-------- DATASET EXTRACT

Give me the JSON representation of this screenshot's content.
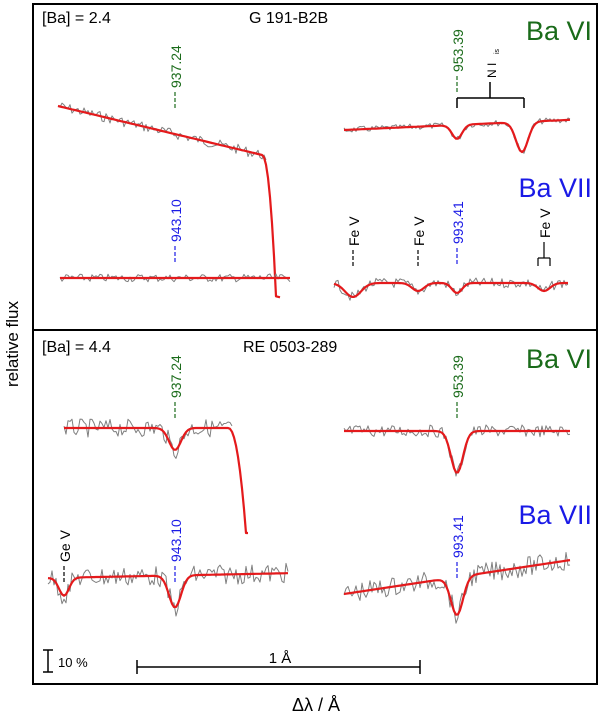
{
  "figure": {
    "ylabel": "relative flux",
    "xlabel": "Δλ / Å",
    "scale_flux_label": "10 %",
    "scale_wave_label": "1 Å",
    "colors": {
      "model": "#e41a1c",
      "observed": "#7f7f7f",
      "ba6": "#1a6b1a",
      "ba7": "#1a1ae6",
      "frame": "#000000"
    }
  },
  "chart_data": [
    {
      "type": "line",
      "panel": "G 191-B2B",
      "title": "G 191-B2B",
      "abundance_label": "[Ba] = 2.4",
      "ion_labels": [
        "Ba VI",
        "Ba VII"
      ],
      "line_ids": [
        {
          "label": "937.24",
          "ion": "Ba VI"
        },
        {
          "label": "953.39",
          "ion": "Ba VI"
        },
        {
          "label": "943.10",
          "ion": "Ba VII"
        },
        {
          "label": "993.41",
          "ion": "Ba VII"
        },
        {
          "label": "Fe V",
          "ion": "other"
        },
        {
          "label": "Fe V",
          "ion": "other"
        },
        {
          "label": "Fe V",
          "ion": "other"
        },
        {
          "label": "N I",
          "sub": "is",
          "ion": "other"
        }
      ],
      "series": [
        {
          "name": "observed",
          "segments": 4
        },
        {
          "name": "model",
          "segments": 4
        }
      ]
    },
    {
      "type": "line",
      "panel": "RE 0503-289",
      "title": "RE 0503-289",
      "abundance_label": "[Ba] = 4.4",
      "ion_labels": [
        "Ba VI",
        "Ba VII"
      ],
      "line_ids": [
        {
          "label": "937.24",
          "ion": "Ba VI"
        },
        {
          "label": "953.39",
          "ion": "Ba VI"
        },
        {
          "label": "943.10",
          "ion": "Ba VII"
        },
        {
          "label": "993.41",
          "ion": "Ba VII"
        },
        {
          "label": "Ge V",
          "ion": "other"
        }
      ],
      "series": [
        {
          "name": "observed",
          "segments": 4
        },
        {
          "name": "model",
          "segments": 4
        }
      ]
    }
  ]
}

----------------

▸ SET EXERCISE: Each record above must be returned exactly as written, with its pictures omitted.

▸ REPLY TO THE TASK:
Give me the JSON representation of this screenshot's content.
{
  "figure": {
    "ylabel": "relative flux",
    "xlabel": "Δλ / Å",
    "scale_flux_label": "10 %",
    "scale_wave_label": "1 Å",
    "colors": {
      "model": "#e41a1c",
      "observed": "#7f7f7f",
      "ba6": "#1a6b1a",
      "ba7": "#1a1ae6",
      "frame": "#000000"
    }
  },
  "chart_data": [
    {
      "type": "line",
      "panel": "G 191-B2B",
      "title": "G 191-B2B",
      "abundance_label": "[Ba] = 2.4",
      "ion_labels": [
        "Ba VI",
        "Ba VII"
      ],
      "line_ids": [
        {
          "label": "937.24",
          "ion": "Ba VI"
        },
        {
          "label": "953.39",
          "ion": "Ba VI"
        },
        {
          "label": "943.10",
          "ion": "Ba VII"
        },
        {
          "label": "993.41",
          "ion": "Ba VII"
        },
        {
          "label": "Fe V",
          "ion": "other"
        },
        {
          "label": "Fe V",
          "ion": "other"
        },
        {
          "label": "Fe V",
          "ion": "other"
        },
        {
          "label": "N I",
          "sub": "is",
          "ion": "other"
        }
      ],
      "series": [
        {
          "name": "observed",
          "segments": 4
        },
        {
          "name": "model",
          "segments": 4
        }
      ]
    },
    {
      "type": "line",
      "panel": "RE 0503-289",
      "title": "RE 0503-289",
      "abundance_label": "[Ba] = 4.4",
      "ion_labels": [
        "Ba VI",
        "Ba VII"
      ],
      "line_ids": [
        {
          "label": "937.24",
          "ion": "Ba VI"
        },
        {
          "label": "953.39",
          "ion": "Ba VI"
        },
        {
          "label": "943.10",
          "ion": "Ba VII"
        },
        {
          "label": "993.41",
          "ion": "Ba VII"
        },
        {
          "label": "Ge V",
          "ion": "other"
        }
      ],
      "series": [
        {
          "name": "observed",
          "segments": 4
        },
        {
          "name": "model",
          "segments": 4
        }
      ]
    }
  ]
}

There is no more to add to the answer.